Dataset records
□ □ □ □ □
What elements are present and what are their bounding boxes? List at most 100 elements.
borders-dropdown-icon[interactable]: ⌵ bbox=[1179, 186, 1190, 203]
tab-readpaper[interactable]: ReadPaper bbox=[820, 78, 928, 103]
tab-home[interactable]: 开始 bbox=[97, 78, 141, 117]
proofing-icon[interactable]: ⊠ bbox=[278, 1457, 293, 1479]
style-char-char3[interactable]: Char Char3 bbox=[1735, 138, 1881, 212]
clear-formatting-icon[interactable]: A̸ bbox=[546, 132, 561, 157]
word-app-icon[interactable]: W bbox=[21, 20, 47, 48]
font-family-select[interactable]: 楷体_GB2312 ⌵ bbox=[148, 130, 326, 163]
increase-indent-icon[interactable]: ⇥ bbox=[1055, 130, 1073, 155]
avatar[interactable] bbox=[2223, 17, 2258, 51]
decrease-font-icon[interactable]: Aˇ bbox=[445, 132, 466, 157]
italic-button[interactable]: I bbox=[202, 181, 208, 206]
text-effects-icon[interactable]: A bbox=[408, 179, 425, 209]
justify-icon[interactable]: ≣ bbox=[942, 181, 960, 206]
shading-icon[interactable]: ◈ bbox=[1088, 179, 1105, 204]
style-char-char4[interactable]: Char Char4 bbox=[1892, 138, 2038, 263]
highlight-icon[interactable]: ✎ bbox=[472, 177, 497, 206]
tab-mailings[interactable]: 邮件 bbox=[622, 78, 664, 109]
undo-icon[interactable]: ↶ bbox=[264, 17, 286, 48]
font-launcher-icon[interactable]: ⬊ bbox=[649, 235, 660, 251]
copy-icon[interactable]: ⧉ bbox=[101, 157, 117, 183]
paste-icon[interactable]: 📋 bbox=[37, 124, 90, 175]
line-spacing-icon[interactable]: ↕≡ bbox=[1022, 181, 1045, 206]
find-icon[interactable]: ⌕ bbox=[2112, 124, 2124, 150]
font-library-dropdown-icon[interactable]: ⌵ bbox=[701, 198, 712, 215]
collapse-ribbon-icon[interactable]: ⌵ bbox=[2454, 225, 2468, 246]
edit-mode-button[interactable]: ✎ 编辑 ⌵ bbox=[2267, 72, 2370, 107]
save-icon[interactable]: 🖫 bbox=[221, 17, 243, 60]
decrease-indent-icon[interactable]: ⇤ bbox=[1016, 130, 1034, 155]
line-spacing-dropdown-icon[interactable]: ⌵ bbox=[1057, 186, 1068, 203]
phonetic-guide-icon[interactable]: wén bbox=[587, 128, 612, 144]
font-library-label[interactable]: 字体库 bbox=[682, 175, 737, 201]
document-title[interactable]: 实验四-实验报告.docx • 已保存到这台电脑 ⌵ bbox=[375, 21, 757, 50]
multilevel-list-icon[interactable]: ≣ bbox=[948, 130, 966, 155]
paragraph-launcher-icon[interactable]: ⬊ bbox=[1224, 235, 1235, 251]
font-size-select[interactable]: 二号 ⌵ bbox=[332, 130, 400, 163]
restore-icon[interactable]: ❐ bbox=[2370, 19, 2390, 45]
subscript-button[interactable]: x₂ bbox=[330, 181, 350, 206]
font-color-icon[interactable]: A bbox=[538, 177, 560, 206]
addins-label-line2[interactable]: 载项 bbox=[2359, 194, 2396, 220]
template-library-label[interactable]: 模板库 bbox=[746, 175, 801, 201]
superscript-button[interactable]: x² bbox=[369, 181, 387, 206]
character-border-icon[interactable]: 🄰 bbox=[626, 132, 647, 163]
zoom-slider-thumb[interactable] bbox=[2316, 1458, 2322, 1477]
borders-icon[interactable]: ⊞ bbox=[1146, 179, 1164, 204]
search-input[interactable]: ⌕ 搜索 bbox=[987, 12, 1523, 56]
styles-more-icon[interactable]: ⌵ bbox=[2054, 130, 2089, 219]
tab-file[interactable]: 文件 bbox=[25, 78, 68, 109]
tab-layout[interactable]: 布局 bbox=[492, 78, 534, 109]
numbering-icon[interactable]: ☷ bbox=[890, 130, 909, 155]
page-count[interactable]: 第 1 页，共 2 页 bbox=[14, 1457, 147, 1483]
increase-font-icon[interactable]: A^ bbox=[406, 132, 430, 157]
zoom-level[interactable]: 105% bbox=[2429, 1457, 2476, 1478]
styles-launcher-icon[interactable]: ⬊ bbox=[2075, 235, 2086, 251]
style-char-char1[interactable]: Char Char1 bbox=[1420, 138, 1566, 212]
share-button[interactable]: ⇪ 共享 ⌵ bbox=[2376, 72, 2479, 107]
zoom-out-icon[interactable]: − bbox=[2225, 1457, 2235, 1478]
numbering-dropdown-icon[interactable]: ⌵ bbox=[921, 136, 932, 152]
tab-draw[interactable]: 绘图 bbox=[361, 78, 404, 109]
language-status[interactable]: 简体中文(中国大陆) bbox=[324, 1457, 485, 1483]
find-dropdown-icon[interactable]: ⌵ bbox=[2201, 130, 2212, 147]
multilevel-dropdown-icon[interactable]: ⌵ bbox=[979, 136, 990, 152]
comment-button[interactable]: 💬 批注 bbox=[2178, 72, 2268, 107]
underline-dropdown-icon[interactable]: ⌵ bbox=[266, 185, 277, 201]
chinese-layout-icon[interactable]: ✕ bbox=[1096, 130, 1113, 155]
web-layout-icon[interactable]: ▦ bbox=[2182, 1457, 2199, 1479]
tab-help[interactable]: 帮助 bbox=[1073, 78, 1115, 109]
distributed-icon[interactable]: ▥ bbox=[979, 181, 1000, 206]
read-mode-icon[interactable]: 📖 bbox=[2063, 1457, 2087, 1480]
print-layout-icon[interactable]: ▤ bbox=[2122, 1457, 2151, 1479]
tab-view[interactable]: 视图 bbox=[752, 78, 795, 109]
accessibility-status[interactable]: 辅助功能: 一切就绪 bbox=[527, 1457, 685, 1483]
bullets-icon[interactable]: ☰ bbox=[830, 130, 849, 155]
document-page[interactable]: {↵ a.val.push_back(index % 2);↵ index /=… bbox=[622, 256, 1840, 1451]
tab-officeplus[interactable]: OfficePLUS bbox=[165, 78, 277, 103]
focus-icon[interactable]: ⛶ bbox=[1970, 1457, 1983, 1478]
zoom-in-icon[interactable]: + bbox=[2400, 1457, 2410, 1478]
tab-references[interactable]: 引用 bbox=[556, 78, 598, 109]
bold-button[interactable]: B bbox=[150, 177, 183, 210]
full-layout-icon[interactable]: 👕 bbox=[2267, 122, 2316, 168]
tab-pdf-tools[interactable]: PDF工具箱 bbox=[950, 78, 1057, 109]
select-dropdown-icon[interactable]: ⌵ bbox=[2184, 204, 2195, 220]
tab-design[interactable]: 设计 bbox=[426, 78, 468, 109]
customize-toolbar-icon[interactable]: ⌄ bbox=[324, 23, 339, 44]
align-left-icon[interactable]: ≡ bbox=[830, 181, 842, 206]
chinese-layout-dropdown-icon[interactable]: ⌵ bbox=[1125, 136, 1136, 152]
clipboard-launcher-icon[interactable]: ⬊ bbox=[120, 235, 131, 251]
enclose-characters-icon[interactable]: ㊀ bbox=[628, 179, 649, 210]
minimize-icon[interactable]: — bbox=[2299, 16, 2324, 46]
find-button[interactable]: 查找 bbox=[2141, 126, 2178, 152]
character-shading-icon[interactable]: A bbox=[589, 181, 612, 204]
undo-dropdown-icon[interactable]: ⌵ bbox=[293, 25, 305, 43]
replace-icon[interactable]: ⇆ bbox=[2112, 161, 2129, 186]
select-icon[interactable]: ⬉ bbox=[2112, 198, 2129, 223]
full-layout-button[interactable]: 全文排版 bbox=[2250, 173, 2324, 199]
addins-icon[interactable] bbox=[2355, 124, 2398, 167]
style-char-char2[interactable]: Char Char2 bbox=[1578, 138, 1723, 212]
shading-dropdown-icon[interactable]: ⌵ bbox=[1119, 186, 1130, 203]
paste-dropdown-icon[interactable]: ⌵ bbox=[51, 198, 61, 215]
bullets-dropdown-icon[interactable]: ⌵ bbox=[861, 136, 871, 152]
□ □ □ □ □
Task statement
Rewrite the data from its first line through the line containing "style-char-char3[interactable]: Char Char3", swapping "bbox" for "box" and leaving everything else unchanged.

The completed task
What elements are present and what are their bounding boxes? List at most 100 elements.
borders-dropdown-icon[interactable]: ⌵ box=[1179, 186, 1190, 203]
tab-readpaper[interactable]: ReadPaper box=[820, 78, 928, 103]
tab-home[interactable]: 开始 box=[97, 78, 141, 117]
proofing-icon[interactable]: ⊠ box=[278, 1457, 293, 1479]
style-char-char3[interactable]: Char Char3 box=[1735, 138, 1881, 212]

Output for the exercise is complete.